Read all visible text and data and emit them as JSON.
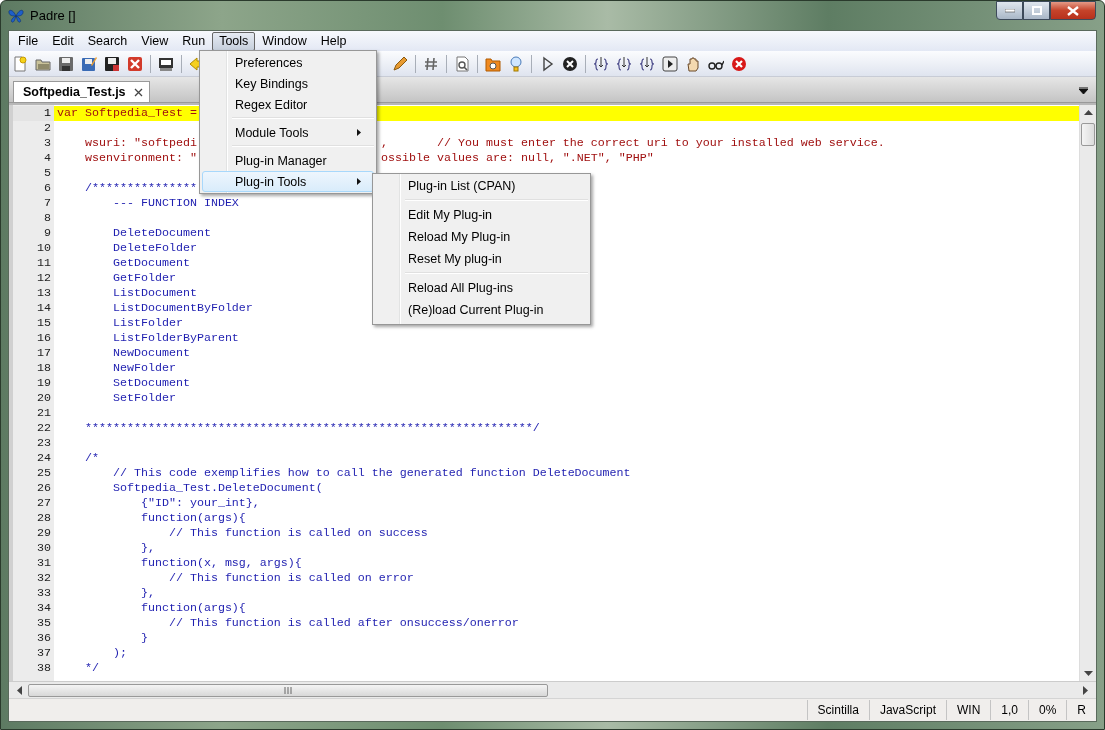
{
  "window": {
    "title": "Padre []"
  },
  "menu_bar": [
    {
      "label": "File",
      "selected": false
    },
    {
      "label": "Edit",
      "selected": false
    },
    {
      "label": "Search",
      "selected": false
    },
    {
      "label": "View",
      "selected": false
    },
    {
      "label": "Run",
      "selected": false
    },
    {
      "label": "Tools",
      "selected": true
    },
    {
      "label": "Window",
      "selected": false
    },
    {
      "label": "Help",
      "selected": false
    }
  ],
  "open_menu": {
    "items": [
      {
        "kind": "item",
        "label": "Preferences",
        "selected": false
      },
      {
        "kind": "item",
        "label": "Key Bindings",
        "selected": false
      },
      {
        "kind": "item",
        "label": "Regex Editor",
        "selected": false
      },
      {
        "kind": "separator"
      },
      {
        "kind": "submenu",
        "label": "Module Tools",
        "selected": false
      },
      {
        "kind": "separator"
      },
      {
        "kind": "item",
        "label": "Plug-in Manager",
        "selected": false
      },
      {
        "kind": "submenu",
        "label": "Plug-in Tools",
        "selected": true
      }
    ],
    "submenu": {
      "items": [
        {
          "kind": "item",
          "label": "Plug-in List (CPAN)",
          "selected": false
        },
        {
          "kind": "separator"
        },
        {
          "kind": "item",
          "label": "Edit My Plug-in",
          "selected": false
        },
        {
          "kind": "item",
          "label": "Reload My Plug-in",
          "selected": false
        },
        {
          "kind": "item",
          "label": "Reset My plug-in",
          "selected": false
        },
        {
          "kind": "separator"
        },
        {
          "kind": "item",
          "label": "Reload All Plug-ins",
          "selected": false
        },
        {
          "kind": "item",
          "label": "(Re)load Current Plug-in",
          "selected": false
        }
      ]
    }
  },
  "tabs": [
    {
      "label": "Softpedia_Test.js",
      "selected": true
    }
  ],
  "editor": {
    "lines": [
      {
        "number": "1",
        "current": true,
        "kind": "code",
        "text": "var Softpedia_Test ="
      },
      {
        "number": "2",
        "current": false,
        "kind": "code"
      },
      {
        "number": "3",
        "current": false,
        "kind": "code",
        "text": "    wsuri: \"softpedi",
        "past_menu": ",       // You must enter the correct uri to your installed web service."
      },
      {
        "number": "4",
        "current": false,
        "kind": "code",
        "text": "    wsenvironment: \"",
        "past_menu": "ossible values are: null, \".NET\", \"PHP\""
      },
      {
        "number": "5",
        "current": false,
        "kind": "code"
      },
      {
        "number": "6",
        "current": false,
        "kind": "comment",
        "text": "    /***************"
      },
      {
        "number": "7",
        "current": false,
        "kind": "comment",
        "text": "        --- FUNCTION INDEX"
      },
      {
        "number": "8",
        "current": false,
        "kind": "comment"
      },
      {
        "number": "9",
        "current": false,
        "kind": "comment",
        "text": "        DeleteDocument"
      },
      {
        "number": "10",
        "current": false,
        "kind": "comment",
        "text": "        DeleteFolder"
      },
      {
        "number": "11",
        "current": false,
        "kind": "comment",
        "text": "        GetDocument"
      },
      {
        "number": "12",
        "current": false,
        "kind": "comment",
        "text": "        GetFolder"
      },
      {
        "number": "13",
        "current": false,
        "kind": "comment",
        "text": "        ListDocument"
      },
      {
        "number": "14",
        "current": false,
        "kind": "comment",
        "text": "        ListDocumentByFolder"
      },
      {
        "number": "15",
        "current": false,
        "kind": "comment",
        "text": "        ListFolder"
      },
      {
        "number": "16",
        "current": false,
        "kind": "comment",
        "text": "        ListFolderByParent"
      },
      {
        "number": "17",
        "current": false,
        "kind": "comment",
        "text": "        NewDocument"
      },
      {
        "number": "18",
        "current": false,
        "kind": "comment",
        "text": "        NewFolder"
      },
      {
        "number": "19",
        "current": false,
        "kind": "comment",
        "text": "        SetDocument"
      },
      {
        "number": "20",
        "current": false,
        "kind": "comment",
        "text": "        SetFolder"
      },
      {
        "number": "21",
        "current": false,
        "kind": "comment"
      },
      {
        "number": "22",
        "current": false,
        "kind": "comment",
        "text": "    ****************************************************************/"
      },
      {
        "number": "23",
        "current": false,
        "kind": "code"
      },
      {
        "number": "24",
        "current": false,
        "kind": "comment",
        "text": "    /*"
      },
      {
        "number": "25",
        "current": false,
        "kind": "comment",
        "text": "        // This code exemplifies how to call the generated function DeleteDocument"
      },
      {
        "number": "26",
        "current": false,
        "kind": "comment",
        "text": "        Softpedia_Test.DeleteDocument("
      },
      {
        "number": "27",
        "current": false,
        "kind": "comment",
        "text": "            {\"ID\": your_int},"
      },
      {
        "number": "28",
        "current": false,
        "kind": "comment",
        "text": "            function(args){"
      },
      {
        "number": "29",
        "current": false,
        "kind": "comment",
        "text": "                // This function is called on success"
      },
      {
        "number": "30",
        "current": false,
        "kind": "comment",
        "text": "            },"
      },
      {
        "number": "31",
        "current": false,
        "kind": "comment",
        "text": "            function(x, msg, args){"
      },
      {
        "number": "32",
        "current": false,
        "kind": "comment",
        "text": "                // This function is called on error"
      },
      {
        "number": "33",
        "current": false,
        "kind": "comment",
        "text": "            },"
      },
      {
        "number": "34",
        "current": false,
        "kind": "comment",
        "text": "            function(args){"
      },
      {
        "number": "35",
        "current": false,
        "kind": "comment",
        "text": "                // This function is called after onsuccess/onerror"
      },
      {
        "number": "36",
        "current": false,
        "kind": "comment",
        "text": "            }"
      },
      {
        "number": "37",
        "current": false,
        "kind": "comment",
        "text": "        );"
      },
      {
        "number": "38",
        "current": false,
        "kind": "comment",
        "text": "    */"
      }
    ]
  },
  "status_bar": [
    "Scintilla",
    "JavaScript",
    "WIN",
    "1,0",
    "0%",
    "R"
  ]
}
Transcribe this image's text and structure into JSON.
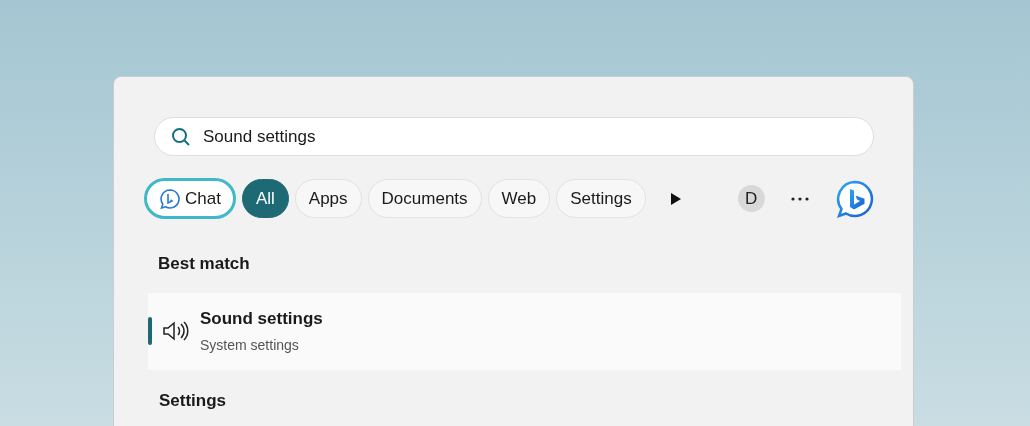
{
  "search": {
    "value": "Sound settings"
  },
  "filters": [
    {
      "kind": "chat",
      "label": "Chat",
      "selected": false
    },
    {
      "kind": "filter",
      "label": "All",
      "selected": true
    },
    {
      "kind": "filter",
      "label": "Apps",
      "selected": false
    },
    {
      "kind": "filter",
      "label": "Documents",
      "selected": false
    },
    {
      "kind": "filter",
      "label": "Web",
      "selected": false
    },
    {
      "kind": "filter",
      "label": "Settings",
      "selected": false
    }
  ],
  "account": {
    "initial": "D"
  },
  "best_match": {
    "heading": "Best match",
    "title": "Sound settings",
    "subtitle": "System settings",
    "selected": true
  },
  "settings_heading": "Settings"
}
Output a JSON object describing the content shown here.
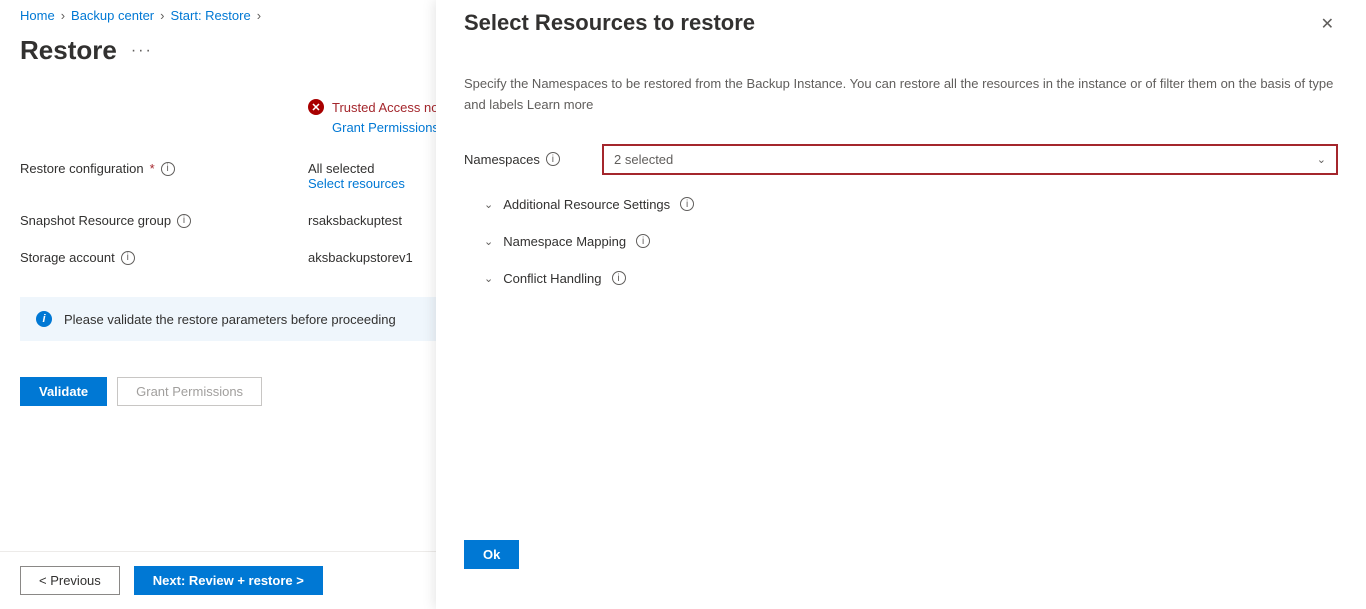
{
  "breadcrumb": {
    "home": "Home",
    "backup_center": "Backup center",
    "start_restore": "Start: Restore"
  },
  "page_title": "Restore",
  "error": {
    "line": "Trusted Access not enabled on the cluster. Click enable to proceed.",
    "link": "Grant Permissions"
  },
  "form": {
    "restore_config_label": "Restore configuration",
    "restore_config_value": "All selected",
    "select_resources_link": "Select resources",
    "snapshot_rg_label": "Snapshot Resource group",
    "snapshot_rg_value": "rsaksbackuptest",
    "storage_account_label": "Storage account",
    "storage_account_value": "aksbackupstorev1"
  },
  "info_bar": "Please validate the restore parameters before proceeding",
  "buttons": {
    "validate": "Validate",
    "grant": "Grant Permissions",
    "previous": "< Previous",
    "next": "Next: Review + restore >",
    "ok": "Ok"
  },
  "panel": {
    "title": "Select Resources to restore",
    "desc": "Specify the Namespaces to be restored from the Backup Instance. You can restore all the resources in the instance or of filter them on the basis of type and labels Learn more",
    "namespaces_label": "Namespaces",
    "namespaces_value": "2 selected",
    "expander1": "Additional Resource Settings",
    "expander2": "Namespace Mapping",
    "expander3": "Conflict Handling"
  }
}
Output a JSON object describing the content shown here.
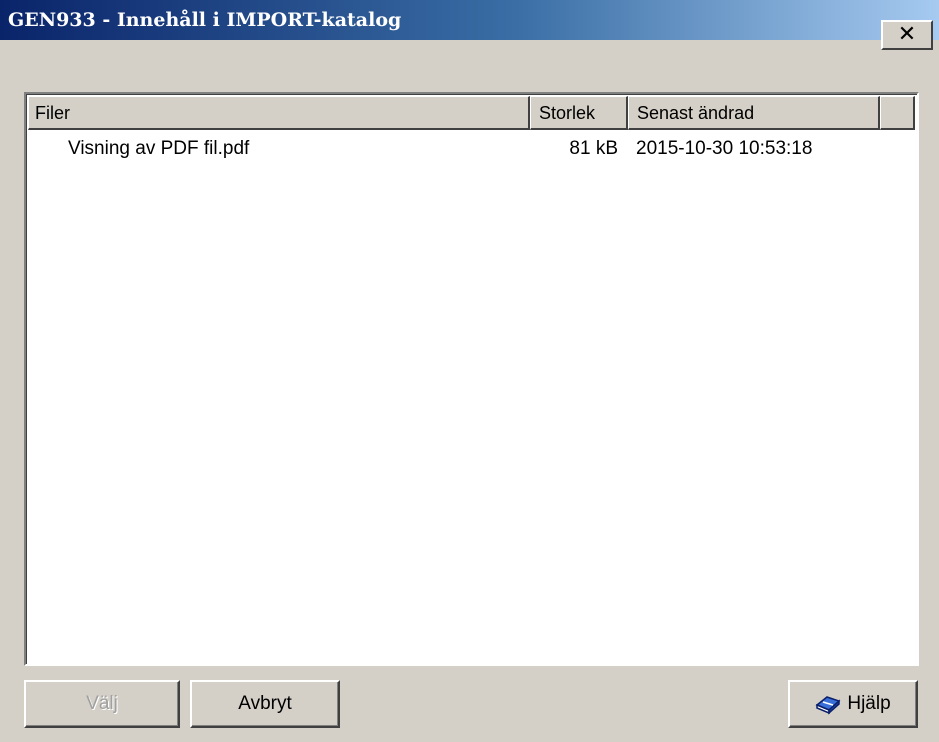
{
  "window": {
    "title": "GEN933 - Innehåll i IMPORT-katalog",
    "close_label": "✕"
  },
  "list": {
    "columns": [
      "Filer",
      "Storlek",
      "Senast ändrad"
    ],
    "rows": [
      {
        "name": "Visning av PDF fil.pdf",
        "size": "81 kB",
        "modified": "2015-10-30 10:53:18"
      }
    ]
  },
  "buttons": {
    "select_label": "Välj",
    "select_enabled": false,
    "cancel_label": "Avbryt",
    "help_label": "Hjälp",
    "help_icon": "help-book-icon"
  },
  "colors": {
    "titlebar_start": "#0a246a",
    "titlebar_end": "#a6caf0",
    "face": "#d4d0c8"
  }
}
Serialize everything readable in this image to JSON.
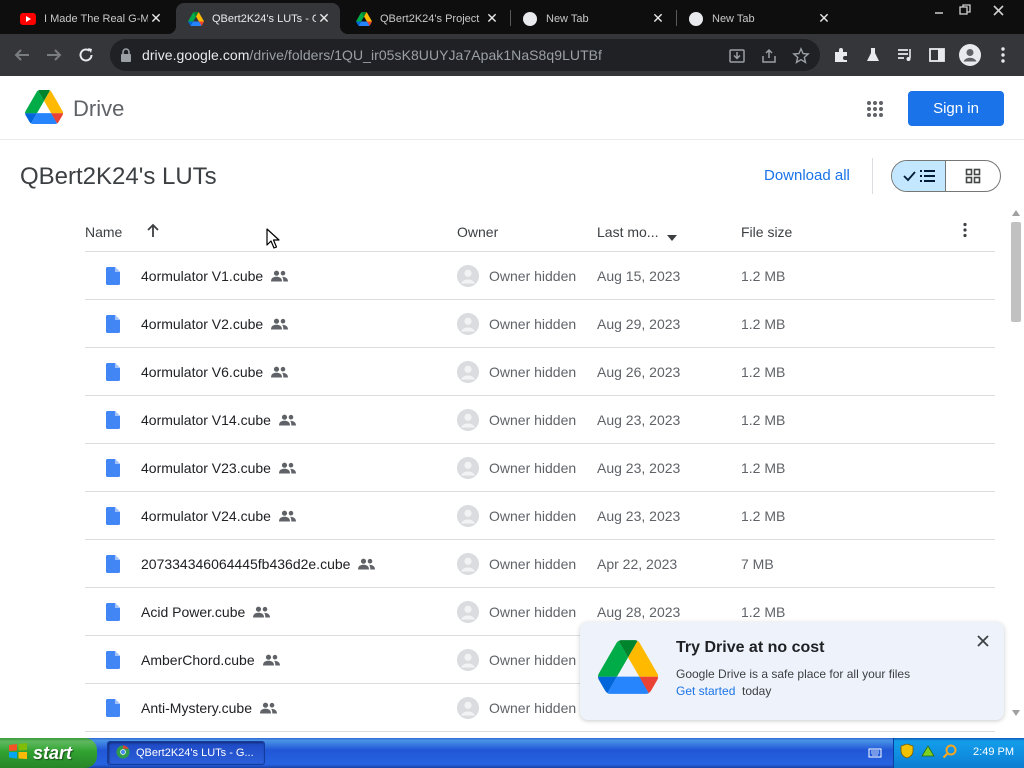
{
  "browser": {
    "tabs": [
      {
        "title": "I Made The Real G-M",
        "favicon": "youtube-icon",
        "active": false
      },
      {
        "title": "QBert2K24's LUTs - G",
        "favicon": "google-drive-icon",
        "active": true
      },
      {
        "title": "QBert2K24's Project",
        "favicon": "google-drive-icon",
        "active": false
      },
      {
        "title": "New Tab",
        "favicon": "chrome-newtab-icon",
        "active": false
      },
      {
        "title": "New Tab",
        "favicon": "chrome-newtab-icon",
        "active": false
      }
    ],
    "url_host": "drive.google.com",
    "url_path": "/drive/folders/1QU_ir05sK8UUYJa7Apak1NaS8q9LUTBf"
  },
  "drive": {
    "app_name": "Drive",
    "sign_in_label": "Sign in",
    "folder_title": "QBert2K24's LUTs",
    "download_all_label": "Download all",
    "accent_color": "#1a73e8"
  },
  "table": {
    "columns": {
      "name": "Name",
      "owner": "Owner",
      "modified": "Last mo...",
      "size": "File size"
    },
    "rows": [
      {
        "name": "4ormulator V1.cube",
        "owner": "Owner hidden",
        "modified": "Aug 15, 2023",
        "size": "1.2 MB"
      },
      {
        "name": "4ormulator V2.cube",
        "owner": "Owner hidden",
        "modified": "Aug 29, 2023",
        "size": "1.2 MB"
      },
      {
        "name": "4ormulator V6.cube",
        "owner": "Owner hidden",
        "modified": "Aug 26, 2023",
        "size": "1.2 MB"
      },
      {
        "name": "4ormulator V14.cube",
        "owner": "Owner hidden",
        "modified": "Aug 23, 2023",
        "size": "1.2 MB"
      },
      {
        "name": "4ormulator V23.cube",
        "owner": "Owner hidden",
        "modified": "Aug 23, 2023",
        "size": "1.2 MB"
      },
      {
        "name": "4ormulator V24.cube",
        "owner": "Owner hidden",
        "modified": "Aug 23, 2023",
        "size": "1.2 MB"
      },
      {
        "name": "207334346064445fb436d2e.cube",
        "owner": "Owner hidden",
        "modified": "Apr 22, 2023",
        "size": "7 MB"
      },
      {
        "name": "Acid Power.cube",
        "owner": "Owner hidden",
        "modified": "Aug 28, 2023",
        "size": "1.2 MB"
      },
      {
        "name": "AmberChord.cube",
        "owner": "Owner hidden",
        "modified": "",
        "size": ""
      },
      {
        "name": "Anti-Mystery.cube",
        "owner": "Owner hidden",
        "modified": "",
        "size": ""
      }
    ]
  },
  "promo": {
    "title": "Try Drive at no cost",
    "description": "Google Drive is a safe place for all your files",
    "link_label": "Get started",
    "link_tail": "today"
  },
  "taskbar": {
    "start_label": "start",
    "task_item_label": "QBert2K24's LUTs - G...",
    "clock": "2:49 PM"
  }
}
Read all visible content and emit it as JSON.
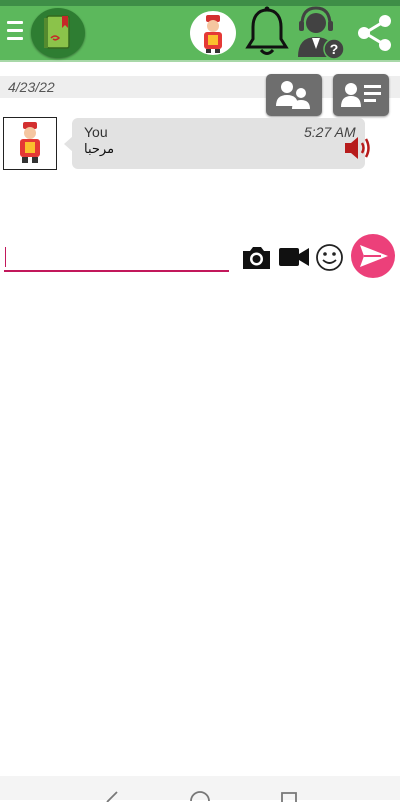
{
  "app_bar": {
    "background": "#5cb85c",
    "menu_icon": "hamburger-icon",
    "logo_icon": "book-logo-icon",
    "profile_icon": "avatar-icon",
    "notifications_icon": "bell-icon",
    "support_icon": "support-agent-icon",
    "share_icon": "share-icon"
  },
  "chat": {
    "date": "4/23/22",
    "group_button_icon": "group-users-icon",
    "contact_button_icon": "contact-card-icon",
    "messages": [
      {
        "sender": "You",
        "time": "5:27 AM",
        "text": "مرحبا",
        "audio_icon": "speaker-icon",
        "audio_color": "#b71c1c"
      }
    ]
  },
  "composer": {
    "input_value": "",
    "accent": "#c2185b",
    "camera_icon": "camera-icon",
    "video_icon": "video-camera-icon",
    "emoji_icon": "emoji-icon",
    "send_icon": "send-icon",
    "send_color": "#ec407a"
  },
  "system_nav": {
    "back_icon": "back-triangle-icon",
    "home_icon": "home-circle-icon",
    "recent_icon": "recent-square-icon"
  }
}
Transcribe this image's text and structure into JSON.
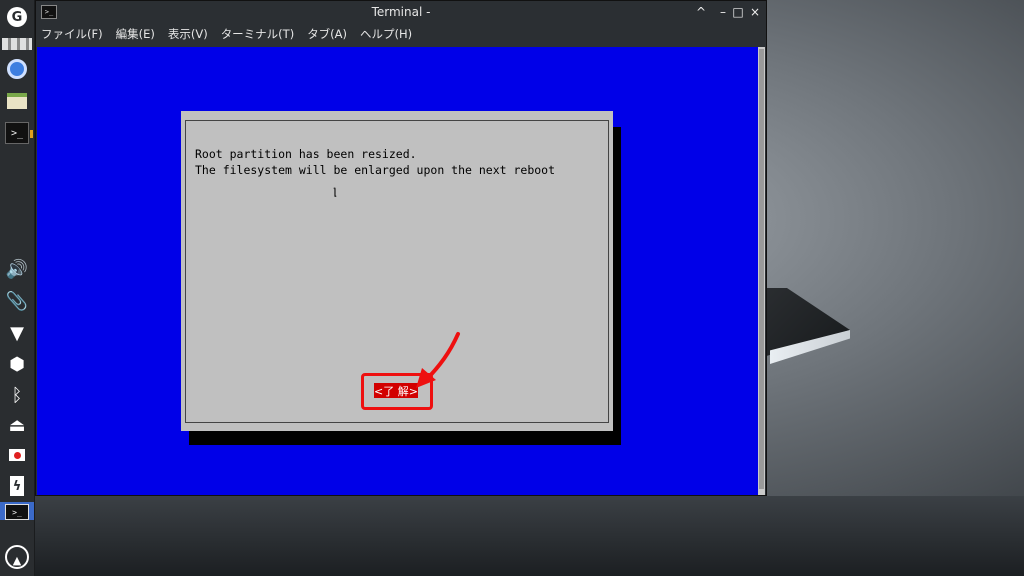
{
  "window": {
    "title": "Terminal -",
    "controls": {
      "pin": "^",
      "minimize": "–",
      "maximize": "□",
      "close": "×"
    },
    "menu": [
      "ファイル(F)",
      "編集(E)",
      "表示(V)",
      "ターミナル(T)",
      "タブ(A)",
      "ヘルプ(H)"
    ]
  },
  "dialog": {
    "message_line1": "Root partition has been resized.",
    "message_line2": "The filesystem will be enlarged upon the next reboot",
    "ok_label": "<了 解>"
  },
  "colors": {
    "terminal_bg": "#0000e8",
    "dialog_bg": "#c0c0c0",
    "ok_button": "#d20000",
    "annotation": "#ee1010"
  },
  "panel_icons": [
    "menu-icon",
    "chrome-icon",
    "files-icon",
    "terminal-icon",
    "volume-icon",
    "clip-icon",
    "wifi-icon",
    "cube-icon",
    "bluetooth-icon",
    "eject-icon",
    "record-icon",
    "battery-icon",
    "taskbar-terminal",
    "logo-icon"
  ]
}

**Required work**
Identify each line holding the string "next", and copy it out.

**Response**
    "next": "Next: Review + restore >",
    "message_line2": "The filesystem will be enlarged upon the next reboot",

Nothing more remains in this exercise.